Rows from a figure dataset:
** Begin **

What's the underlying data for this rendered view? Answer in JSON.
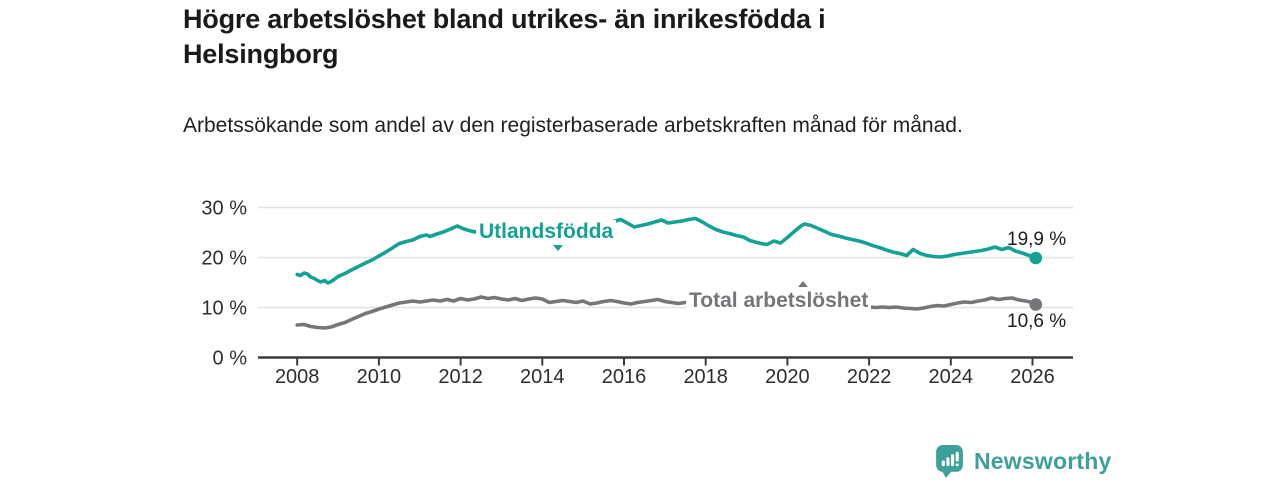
{
  "header": {
    "title": "Högre arbetslöshet bland utrikes- än inrikesfödda i Helsingborg",
    "subtitle": "Arbetssökande som andel av den registerbaserade arbetskraften månad för månad."
  },
  "branding": {
    "logo_text": "Newsworthy",
    "logo_color": "#3f9f9b"
  },
  "colors": {
    "accent_teal": "#15a296",
    "series_gray": "#76767a",
    "gridline": "#e3e3e3",
    "axis": "#3b3b3b",
    "text_dark": "#1a1a1a"
  },
  "chart_data": {
    "type": "line",
    "title": "Högre arbetslöshet bland utrikes- än inrikesfödda i Helsingborg",
    "subtitle": "Arbetssökande som andel av den registerbaserade arbetskraften månad för månad.",
    "unit": "%",
    "grid": "horizontal",
    "legend_position": "inline-labels",
    "xlim": [
      2007.7,
      2027.0
    ],
    "ylim": [
      0,
      32
    ],
    "yticks": [
      {
        "value": 0,
        "label": "0 %"
      },
      {
        "value": 10,
        "label": "10 %"
      },
      {
        "value": 20,
        "label": "20 %"
      },
      {
        "value": 30,
        "label": "30 %"
      }
    ],
    "xticks": [
      {
        "value": 2008,
        "label": "2008"
      },
      {
        "value": 2010,
        "label": "2010"
      },
      {
        "value": 2012,
        "label": "2012"
      },
      {
        "value": 2014,
        "label": "2014"
      },
      {
        "value": 2016,
        "label": "2016"
      },
      {
        "value": 2018,
        "label": "2018"
      },
      {
        "value": 2020,
        "label": "2020"
      },
      {
        "value": 2022,
        "label": "2022"
      },
      {
        "value": 2024,
        "label": "2024"
      },
      {
        "value": 2026,
        "label": "2026"
      }
    ],
    "series": [
      {
        "name": "Utlandsfödda",
        "color": "#15a296",
        "end_label": "19,9 %",
        "end_value": 19.9,
        "points": [
          [
            2008.0,
            16.6
          ],
          [
            2008.08,
            16.4
          ],
          [
            2008.17,
            16.9
          ],
          [
            2008.25,
            16.7
          ],
          [
            2008.33,
            16.1
          ],
          [
            2008.42,
            15.8
          ],
          [
            2008.5,
            15.4
          ],
          [
            2008.58,
            15.1
          ],
          [
            2008.67,
            15.4
          ],
          [
            2008.75,
            14.9
          ],
          [
            2008.83,
            15.2
          ],
          [
            2008.92,
            15.7
          ],
          [
            2009.0,
            16.2
          ],
          [
            2009.17,
            16.8
          ],
          [
            2009.33,
            17.5
          ],
          [
            2009.5,
            18.2
          ],
          [
            2009.67,
            18.9
          ],
          [
            2009.83,
            19.5
          ],
          [
            2010.0,
            20.3
          ],
          [
            2010.17,
            21.1
          ],
          [
            2010.33,
            21.9
          ],
          [
            2010.5,
            22.8
          ],
          [
            2010.67,
            23.2
          ],
          [
            2010.83,
            23.5
          ],
          [
            2011.0,
            24.2
          ],
          [
            2011.17,
            24.5
          ],
          [
            2011.25,
            24.2
          ],
          [
            2011.42,
            24.7
          ],
          [
            2011.58,
            25.1
          ],
          [
            2011.75,
            25.7
          ],
          [
            2011.92,
            26.3
          ],
          [
            2012.08,
            25.7
          ],
          [
            2012.25,
            25.3
          ],
          [
            2012.35,
            25.1
          ],
          [
            2012.5,
            25.4
          ],
          [
            2012.67,
            25.8
          ],
          [
            2012.83,
            26.1
          ],
          [
            2012.92,
            26.3
          ],
          [
            2013.08,
            25.8
          ],
          [
            2013.25,
            25.6
          ],
          [
            2013.42,
            25.9
          ],
          [
            2013.58,
            25.7
          ],
          [
            2013.75,
            26.0
          ],
          [
            2013.92,
            26.2
          ],
          [
            2014.08,
            27.0
          ],
          [
            2014.25,
            26.6
          ],
          [
            2014.42,
            26.2
          ],
          [
            2014.58,
            26.4
          ],
          [
            2014.75,
            26.2
          ],
          [
            2014.92,
            26.6
          ],
          [
            2015.08,
            26.4
          ],
          [
            2015.25,
            26.7
          ],
          [
            2015.42,
            26.5
          ],
          [
            2015.58,
            26.9
          ],
          [
            2015.75,
            27.2
          ],
          [
            2015.92,
            27.6
          ],
          [
            2016.08,
            26.9
          ],
          [
            2016.25,
            26.1
          ],
          [
            2016.42,
            26.4
          ],
          [
            2016.58,
            26.7
          ],
          [
            2016.75,
            27.1
          ],
          [
            2016.92,
            27.5
          ],
          [
            2017.08,
            26.9
          ],
          [
            2017.25,
            27.1
          ],
          [
            2017.42,
            27.3
          ],
          [
            2017.58,
            27.6
          ],
          [
            2017.75,
            27.8
          ],
          [
            2017.92,
            27.1
          ],
          [
            2018.08,
            26.3
          ],
          [
            2018.25,
            25.6
          ],
          [
            2018.42,
            25.1
          ],
          [
            2018.58,
            24.8
          ],
          [
            2018.75,
            24.4
          ],
          [
            2018.92,
            24.1
          ],
          [
            2019.08,
            23.4
          ],
          [
            2019.25,
            23.0
          ],
          [
            2019.42,
            22.7
          ],
          [
            2019.5,
            22.6
          ],
          [
            2019.67,
            23.3
          ],
          [
            2019.83,
            22.9
          ],
          [
            2020.0,
            24.0
          ],
          [
            2020.17,
            25.2
          ],
          [
            2020.33,
            26.3
          ],
          [
            2020.42,
            26.7
          ],
          [
            2020.58,
            26.4
          ],
          [
            2020.75,
            25.8
          ],
          [
            2020.92,
            25.2
          ],
          [
            2021.08,
            24.6
          ],
          [
            2021.25,
            24.3
          ],
          [
            2021.42,
            23.9
          ],
          [
            2021.58,
            23.6
          ],
          [
            2021.75,
            23.3
          ],
          [
            2021.92,
            22.9
          ],
          [
            2022.08,
            22.4
          ],
          [
            2022.25,
            22.0
          ],
          [
            2022.42,
            21.5
          ],
          [
            2022.58,
            21.1
          ],
          [
            2022.75,
            20.8
          ],
          [
            2022.92,
            20.4
          ],
          [
            2023.08,
            21.6
          ],
          [
            2023.25,
            20.8
          ],
          [
            2023.42,
            20.4
          ],
          [
            2023.58,
            20.2
          ],
          [
            2023.75,
            20.1
          ],
          [
            2023.92,
            20.3
          ],
          [
            2024.08,
            20.6
          ],
          [
            2024.25,
            20.8
          ],
          [
            2024.42,
            21.0
          ],
          [
            2024.58,
            21.2
          ],
          [
            2024.75,
            21.4
          ],
          [
            2024.92,
            21.7
          ],
          [
            2025.08,
            22.1
          ],
          [
            2025.25,
            21.6
          ],
          [
            2025.42,
            22.0
          ],
          [
            2025.58,
            21.3
          ],
          [
            2025.75,
            20.9
          ],
          [
            2025.92,
            20.4
          ],
          [
            2026.08,
            19.9
          ]
        ]
      },
      {
        "name": "Total arbetslöshet",
        "color": "#76767a",
        "end_label": "10,6 %",
        "end_value": 10.6,
        "points": [
          [
            2008.0,
            6.5
          ],
          [
            2008.17,
            6.6
          ],
          [
            2008.33,
            6.2
          ],
          [
            2008.5,
            6.0
          ],
          [
            2008.67,
            5.9
          ],
          [
            2008.83,
            6.1
          ],
          [
            2009.0,
            6.6
          ],
          [
            2009.17,
            7.0
          ],
          [
            2009.33,
            7.6
          ],
          [
            2009.5,
            8.2
          ],
          [
            2009.67,
            8.8
          ],
          [
            2009.83,
            9.2
          ],
          [
            2010.0,
            9.7
          ],
          [
            2010.17,
            10.1
          ],
          [
            2010.33,
            10.5
          ],
          [
            2010.5,
            10.9
          ],
          [
            2010.67,
            11.1
          ],
          [
            2010.83,
            11.3
          ],
          [
            2011.0,
            11.1
          ],
          [
            2011.17,
            11.3
          ],
          [
            2011.33,
            11.5
          ],
          [
            2011.5,
            11.3
          ],
          [
            2011.67,
            11.6
          ],
          [
            2011.83,
            11.3
          ],
          [
            2012.0,
            11.8
          ],
          [
            2012.17,
            11.5
          ],
          [
            2012.33,
            11.7
          ],
          [
            2012.5,
            12.1
          ],
          [
            2012.67,
            11.8
          ],
          [
            2012.83,
            12.0
          ],
          [
            2013.0,
            11.7
          ],
          [
            2013.17,
            11.5
          ],
          [
            2013.33,
            11.8
          ],
          [
            2013.5,
            11.4
          ],
          [
            2013.67,
            11.7
          ],
          [
            2013.83,
            11.9
          ],
          [
            2014.0,
            11.7
          ],
          [
            2014.17,
            11.0
          ],
          [
            2014.33,
            11.2
          ],
          [
            2014.5,
            11.4
          ],
          [
            2014.67,
            11.2
          ],
          [
            2014.83,
            11.0
          ],
          [
            2015.0,
            11.3
          ],
          [
            2015.17,
            10.7
          ],
          [
            2015.33,
            10.9
          ],
          [
            2015.5,
            11.2
          ],
          [
            2015.67,
            11.4
          ],
          [
            2015.83,
            11.2
          ],
          [
            2016.0,
            10.9
          ],
          [
            2016.17,
            10.7
          ],
          [
            2016.33,
            11.0
          ],
          [
            2016.5,
            11.2
          ],
          [
            2016.67,
            11.4
          ],
          [
            2016.83,
            11.6
          ],
          [
            2017.0,
            11.2
          ],
          [
            2017.17,
            11.0
          ],
          [
            2017.33,
            10.8
          ],
          [
            2017.5,
            11.0
          ],
          [
            2017.67,
            11.1
          ],
          [
            2017.83,
            10.9
          ],
          [
            2018.0,
            10.7
          ],
          [
            2018.17,
            10.5
          ],
          [
            2018.33,
            10.7
          ],
          [
            2018.5,
            10.8
          ],
          [
            2018.67,
            10.6
          ],
          [
            2018.83,
            10.4
          ],
          [
            2019.0,
            10.2
          ],
          [
            2019.17,
            10.3
          ],
          [
            2019.33,
            10.5
          ],
          [
            2019.5,
            10.3
          ],
          [
            2019.67,
            10.2
          ],
          [
            2019.83,
            10.4
          ],
          [
            2020.0,
            10.6
          ],
          [
            2020.17,
            10.9
          ],
          [
            2020.33,
            11.1
          ],
          [
            2020.5,
            11.2
          ],
          [
            2020.67,
            11.0
          ],
          [
            2020.83,
            10.9
          ],
          [
            2021.0,
            10.7
          ],
          [
            2021.17,
            10.6
          ],
          [
            2021.33,
            10.5
          ],
          [
            2021.5,
            10.4
          ],
          [
            2021.67,
            10.3
          ],
          [
            2021.83,
            10.2
          ],
          [
            2022.0,
            10.1
          ],
          [
            2022.17,
            10.0
          ],
          [
            2022.33,
            10.1
          ],
          [
            2022.5,
            10.0
          ],
          [
            2022.67,
            10.1
          ],
          [
            2022.83,
            9.9
          ],
          [
            2023.0,
            9.8
          ],
          [
            2023.17,
            9.7
          ],
          [
            2023.33,
            9.9
          ],
          [
            2023.5,
            10.2
          ],
          [
            2023.67,
            10.4
          ],
          [
            2023.83,
            10.3
          ],
          [
            2024.0,
            10.6
          ],
          [
            2024.17,
            10.9
          ],
          [
            2024.33,
            11.1
          ],
          [
            2024.5,
            11.0
          ],
          [
            2024.67,
            11.3
          ],
          [
            2024.83,
            11.5
          ],
          [
            2025.0,
            11.9
          ],
          [
            2025.17,
            11.6
          ],
          [
            2025.33,
            11.8
          ],
          [
            2025.5,
            11.9
          ],
          [
            2025.67,
            11.5
          ],
          [
            2025.83,
            11.3
          ],
          [
            2026.0,
            11.0
          ],
          [
            2026.08,
            10.6
          ]
        ]
      }
    ]
  }
}
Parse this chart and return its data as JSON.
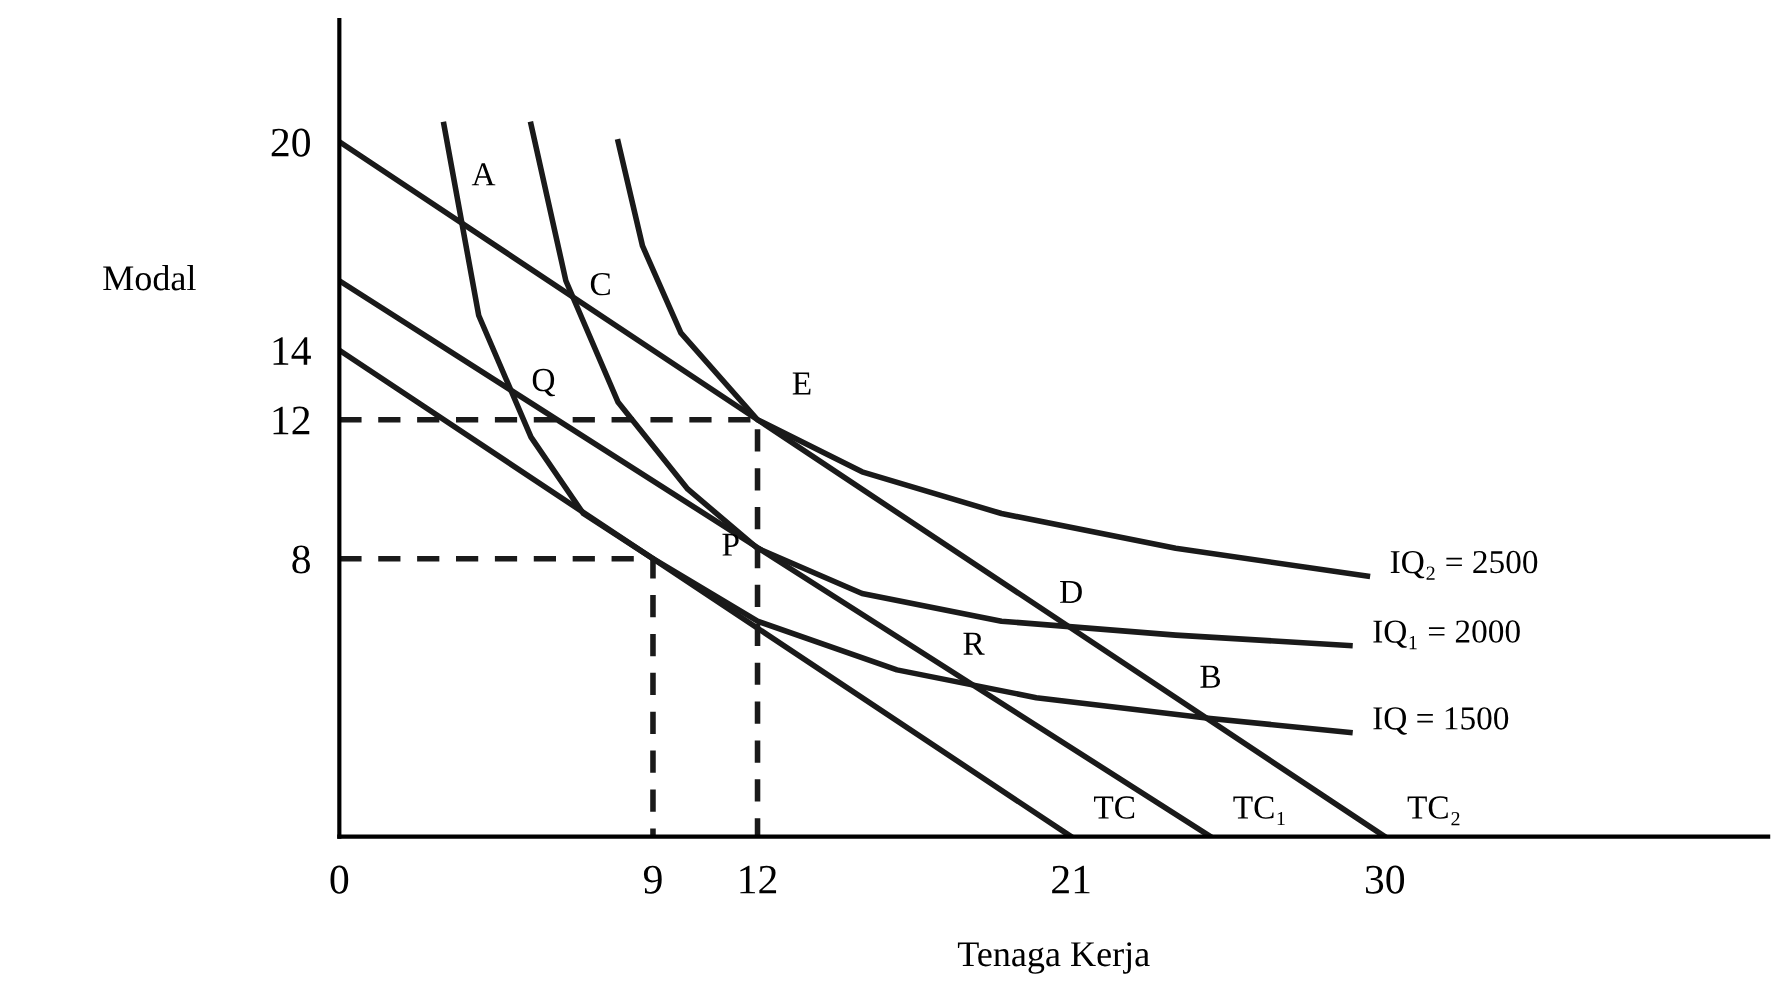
{
  "chart_data": {
    "type": "line",
    "xlabel": "Tenaga Kerja",
    "ylabel": "Modal",
    "xlim": [
      0,
      41
    ],
    "ylim": [
      0,
      23.5
    ],
    "xticks": [
      0,
      9,
      12,
      21,
      30
    ],
    "yticks": [
      8,
      12,
      14,
      20
    ],
    "grid": false,
    "legend": false,
    "marker": "none",
    "series": [
      {
        "name": "TC",
        "color": "#1a1a1a",
        "x": [
          0,
          21
        ],
        "values": [
          14,
          0
        ]
      },
      {
        "name": "TC₁",
        "color": "#1a1a1a",
        "x": [
          0,
          25
        ],
        "values": [
          16,
          0
        ]
      },
      {
        "name": "TC₂",
        "color": "#1a1a1a",
        "x": [
          0,
          30
        ],
        "values": [
          20,
          0
        ]
      },
      {
        "name": "IQ = 1500",
        "color": "#1a1a1a",
        "x": [
          3,
          4,
          5.5,
          7,
          9,
          12,
          16,
          20,
          25,
          29
        ],
        "values": [
          20.5,
          15,
          11.5,
          9.3,
          8,
          6.2,
          4.8,
          4,
          3.4,
          3
        ]
      },
      {
        "name": "IQ₁ = 2000",
        "color": "#1a1a1a",
        "x": [
          5.5,
          6.5,
          8,
          10,
          12,
          15,
          19,
          24,
          29
        ],
        "values": [
          20.5,
          16,
          12.5,
          10,
          8.3,
          7,
          6.2,
          5.8,
          5.5
        ]
      },
      {
        "name": "IQ₂ = 2500",
        "color": "#1a1a1a",
        "x": [
          8,
          8.7,
          9.8,
          12,
          15,
          19,
          24,
          29.5
        ],
        "values": [
          20,
          17,
          14.5,
          12,
          10.5,
          9.3,
          8.3,
          7.5
        ]
      },
      {
        "color": "#1a1a1a",
        "line_style": "dashed",
        "x": [
          0,
          9,
          9
        ],
        "values": [
          8,
          8,
          0
        ]
      },
      {
        "color": "#1a1a1a",
        "line_style": "dashed",
        "x": [
          0,
          12,
          12
        ],
        "values": [
          12,
          12,
          0
        ]
      }
    ],
    "annotations": [
      {
        "text": "A",
        "x": 3.5,
        "y": 17.7
      },
      {
        "text": "C",
        "x": 6.7,
        "y": 15.5
      },
      {
        "text": "Q",
        "x": 4.9,
        "y": 12.9
      },
      {
        "text": "E",
        "x": 12,
        "y": 12
      },
      {
        "text": "P",
        "x": 9,
        "y": 8
      },
      {
        "text": "R",
        "x": 18.2,
        "y": 4.35
      },
      {
        "text": "D",
        "x": 21,
        "y": 6
      },
      {
        "text": "B",
        "x": 25,
        "y": 3.4
      }
    ]
  }
}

** End **

--- What is asked ---
Show every line that contains the word "this".

--- Task response ---
What's the underlying data for this rendered view? Answer in JSON.
Parse this chart and return its data as JSON.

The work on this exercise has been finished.